→ INPUT DATA
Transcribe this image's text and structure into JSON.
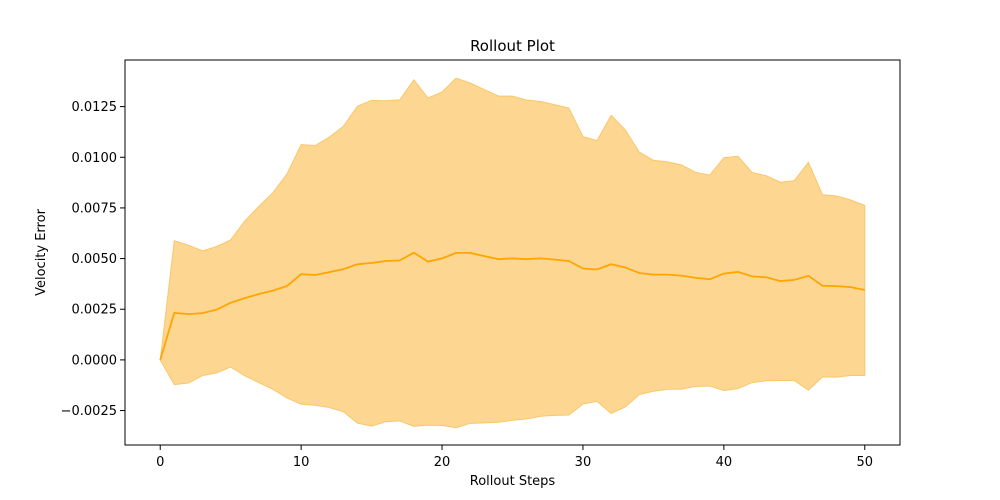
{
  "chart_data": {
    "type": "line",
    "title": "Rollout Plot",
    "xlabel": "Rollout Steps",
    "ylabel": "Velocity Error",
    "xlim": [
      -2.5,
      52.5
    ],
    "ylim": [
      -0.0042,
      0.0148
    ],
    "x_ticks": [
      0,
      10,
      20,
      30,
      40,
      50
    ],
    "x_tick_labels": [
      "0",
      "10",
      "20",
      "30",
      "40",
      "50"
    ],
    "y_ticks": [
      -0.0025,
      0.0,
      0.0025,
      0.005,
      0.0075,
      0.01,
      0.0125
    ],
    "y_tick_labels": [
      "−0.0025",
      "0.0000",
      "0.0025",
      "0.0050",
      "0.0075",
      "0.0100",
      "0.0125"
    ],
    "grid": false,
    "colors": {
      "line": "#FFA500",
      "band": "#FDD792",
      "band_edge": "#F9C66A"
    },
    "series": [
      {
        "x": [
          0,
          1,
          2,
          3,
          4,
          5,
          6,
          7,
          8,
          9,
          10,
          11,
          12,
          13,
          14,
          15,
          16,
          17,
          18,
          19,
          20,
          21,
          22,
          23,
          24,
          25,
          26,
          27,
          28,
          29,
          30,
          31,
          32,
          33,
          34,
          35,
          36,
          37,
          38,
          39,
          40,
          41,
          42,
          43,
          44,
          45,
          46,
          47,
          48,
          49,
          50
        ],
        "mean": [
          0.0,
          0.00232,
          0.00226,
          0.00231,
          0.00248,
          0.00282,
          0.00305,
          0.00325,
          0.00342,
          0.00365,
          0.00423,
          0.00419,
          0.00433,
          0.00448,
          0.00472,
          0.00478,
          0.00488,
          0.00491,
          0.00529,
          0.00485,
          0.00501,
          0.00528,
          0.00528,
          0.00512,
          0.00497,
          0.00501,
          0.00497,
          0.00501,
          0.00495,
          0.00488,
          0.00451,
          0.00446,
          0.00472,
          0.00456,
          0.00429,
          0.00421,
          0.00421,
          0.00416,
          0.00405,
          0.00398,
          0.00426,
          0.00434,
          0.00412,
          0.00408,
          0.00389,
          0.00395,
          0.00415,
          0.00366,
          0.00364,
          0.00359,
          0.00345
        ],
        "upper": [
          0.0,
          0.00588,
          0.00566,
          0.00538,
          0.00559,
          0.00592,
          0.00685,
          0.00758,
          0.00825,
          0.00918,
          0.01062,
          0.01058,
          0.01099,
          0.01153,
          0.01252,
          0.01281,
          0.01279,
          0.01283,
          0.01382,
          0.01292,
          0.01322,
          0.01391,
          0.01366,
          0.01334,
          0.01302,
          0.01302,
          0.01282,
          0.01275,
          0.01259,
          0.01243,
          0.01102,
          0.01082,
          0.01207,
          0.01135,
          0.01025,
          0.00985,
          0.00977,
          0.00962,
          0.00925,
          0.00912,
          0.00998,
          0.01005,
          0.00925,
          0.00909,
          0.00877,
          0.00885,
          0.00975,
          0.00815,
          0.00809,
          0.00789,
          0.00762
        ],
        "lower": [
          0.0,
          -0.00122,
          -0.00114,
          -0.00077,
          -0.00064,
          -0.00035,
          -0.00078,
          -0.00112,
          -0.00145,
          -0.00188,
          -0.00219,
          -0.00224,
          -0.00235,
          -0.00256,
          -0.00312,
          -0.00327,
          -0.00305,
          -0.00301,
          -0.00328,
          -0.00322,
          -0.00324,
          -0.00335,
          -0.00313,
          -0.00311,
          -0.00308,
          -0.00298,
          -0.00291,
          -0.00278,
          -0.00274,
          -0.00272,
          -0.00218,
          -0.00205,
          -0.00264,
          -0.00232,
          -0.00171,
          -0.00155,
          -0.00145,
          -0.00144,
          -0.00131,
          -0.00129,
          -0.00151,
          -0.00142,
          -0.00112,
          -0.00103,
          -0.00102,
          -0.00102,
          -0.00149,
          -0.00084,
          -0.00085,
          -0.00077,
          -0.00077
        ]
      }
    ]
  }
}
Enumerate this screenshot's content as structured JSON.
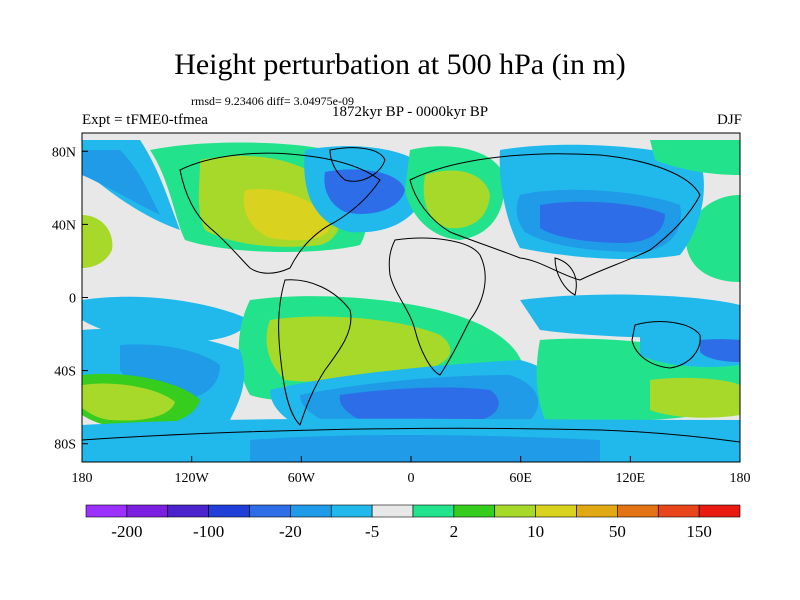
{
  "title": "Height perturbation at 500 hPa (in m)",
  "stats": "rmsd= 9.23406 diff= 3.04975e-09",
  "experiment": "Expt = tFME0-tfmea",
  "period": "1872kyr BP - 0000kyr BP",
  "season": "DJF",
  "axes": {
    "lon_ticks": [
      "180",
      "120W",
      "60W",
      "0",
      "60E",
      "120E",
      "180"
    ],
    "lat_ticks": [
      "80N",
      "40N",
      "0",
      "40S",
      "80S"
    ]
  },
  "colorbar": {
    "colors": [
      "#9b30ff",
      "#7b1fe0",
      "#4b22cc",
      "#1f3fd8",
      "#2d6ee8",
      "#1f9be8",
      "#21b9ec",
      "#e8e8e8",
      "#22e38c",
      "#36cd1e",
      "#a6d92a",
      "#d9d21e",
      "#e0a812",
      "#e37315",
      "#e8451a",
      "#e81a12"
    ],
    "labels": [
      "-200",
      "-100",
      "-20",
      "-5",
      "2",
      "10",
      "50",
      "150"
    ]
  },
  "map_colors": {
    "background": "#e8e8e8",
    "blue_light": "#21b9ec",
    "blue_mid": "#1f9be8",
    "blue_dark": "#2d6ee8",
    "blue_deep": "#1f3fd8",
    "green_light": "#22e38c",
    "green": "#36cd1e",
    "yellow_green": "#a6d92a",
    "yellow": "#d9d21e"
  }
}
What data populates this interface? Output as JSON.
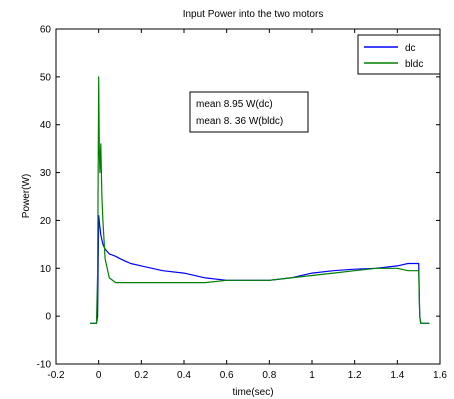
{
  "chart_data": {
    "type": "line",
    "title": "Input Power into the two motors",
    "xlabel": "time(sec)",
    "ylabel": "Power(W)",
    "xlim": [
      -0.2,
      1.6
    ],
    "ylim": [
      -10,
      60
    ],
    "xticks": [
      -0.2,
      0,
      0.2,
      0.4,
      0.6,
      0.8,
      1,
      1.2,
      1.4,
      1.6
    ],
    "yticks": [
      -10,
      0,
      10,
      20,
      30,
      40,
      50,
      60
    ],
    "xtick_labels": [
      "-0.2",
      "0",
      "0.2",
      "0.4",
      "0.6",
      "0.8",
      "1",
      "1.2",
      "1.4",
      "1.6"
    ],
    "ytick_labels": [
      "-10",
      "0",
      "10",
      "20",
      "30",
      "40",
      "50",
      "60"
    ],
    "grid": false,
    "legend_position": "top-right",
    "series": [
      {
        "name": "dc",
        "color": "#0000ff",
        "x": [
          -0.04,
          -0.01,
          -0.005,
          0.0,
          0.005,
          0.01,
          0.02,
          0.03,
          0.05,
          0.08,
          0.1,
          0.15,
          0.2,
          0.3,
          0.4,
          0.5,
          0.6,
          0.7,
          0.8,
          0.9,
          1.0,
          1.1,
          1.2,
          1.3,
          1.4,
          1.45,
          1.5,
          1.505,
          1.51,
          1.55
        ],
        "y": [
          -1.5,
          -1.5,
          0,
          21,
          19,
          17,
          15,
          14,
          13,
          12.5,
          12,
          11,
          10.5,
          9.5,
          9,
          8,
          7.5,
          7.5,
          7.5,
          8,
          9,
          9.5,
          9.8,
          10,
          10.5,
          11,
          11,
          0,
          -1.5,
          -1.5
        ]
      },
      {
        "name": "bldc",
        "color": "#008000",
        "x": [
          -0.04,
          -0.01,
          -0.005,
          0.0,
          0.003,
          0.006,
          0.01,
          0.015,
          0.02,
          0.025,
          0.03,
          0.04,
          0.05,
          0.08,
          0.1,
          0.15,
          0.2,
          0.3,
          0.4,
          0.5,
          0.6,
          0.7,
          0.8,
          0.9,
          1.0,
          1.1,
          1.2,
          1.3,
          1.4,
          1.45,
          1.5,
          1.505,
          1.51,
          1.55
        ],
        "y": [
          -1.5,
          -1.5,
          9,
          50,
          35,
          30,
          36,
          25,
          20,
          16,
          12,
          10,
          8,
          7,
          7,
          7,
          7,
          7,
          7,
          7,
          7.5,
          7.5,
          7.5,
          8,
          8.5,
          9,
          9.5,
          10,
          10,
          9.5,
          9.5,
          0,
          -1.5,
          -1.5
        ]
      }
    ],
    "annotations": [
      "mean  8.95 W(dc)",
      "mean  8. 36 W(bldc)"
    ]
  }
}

→ OBJECTIVE
Identify every line above that includes the word "JSON", and show those lines.

→ EXERCISE SOLUTION
Transcribe this image's text and structure into JSON.
Enumerate this screenshot's content as structured JSON.
What data populates this interface? Output as JSON.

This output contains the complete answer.